Information supplied:
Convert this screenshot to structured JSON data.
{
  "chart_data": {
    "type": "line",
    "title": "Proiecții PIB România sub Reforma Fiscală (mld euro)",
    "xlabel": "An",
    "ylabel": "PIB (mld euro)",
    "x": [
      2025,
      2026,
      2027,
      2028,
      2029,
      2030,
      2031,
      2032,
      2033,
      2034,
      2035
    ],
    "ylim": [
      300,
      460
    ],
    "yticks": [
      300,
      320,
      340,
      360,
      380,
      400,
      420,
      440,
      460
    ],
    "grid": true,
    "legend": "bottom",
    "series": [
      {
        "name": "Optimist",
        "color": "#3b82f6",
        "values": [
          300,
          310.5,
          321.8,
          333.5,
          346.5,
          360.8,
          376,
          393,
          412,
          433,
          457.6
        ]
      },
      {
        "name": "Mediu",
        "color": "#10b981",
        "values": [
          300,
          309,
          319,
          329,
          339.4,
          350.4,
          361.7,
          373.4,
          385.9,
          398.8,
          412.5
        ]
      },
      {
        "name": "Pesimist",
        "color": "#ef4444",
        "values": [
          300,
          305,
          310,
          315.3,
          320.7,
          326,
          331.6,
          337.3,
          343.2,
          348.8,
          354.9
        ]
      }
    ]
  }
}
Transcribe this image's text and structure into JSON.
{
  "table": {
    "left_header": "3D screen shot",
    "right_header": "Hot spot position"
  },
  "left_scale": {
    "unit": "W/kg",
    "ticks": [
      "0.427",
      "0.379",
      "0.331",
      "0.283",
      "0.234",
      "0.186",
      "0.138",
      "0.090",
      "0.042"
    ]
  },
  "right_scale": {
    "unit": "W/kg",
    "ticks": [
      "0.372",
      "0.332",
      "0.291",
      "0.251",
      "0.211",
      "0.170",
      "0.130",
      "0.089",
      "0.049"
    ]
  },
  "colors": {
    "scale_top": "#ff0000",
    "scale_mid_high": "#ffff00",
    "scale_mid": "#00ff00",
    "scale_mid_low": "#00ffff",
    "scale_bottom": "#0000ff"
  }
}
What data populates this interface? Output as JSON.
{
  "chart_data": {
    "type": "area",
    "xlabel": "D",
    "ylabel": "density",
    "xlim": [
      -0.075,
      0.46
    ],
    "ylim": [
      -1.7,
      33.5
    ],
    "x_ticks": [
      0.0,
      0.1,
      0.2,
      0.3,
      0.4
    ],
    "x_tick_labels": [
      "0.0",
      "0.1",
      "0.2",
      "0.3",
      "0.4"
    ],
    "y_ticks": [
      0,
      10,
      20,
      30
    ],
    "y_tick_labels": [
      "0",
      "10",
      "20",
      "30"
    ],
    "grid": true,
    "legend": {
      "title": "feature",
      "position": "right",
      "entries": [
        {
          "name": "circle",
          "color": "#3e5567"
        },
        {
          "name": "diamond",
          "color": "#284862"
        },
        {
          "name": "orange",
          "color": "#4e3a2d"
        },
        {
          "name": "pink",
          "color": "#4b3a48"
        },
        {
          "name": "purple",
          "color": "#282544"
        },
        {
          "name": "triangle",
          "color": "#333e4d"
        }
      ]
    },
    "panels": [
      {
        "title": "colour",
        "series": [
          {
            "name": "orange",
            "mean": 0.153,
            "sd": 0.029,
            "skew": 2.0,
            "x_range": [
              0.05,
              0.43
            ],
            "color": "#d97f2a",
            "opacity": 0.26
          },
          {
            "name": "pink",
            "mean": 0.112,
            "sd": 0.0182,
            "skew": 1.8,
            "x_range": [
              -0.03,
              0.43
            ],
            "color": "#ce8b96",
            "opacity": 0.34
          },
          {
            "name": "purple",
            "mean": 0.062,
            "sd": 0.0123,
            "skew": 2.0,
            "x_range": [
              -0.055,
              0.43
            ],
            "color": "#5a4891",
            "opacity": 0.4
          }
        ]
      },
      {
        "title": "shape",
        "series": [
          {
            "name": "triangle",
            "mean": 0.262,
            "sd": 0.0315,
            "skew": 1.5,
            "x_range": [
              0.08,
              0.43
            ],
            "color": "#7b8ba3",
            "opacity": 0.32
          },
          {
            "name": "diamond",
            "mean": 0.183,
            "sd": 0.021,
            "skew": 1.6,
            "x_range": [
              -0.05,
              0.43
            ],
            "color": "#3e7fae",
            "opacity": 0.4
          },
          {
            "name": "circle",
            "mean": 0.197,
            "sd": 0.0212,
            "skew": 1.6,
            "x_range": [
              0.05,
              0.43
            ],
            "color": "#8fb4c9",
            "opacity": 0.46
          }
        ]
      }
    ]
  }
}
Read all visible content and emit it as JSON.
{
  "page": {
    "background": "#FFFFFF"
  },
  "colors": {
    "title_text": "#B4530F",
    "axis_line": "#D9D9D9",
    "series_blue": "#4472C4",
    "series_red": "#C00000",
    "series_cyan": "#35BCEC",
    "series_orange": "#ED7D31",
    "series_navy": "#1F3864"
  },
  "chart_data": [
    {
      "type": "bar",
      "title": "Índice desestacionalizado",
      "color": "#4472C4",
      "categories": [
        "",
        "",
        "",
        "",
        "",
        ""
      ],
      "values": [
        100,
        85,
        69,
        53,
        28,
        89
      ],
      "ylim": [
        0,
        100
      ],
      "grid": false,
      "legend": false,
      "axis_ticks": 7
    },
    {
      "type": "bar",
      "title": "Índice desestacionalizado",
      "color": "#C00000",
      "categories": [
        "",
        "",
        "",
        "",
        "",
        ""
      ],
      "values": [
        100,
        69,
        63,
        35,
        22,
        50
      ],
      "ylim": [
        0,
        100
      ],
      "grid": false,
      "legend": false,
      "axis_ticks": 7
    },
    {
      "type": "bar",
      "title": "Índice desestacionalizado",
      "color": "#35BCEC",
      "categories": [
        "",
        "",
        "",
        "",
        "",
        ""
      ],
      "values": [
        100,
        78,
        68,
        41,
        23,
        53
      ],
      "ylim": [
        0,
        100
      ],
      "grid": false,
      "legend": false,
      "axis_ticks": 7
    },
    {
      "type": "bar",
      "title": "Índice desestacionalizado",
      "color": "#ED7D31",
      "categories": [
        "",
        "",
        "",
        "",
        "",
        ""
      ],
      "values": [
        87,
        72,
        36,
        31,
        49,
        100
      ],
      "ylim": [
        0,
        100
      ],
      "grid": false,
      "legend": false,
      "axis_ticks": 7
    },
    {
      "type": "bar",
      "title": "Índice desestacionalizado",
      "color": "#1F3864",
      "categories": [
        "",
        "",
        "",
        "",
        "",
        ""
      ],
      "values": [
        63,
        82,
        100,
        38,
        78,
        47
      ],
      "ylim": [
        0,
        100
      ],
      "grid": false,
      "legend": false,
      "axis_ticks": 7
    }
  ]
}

Exercise aim: What is the number of lines in the data holding the word "euro"? Reply with that number only.

Task solution: 2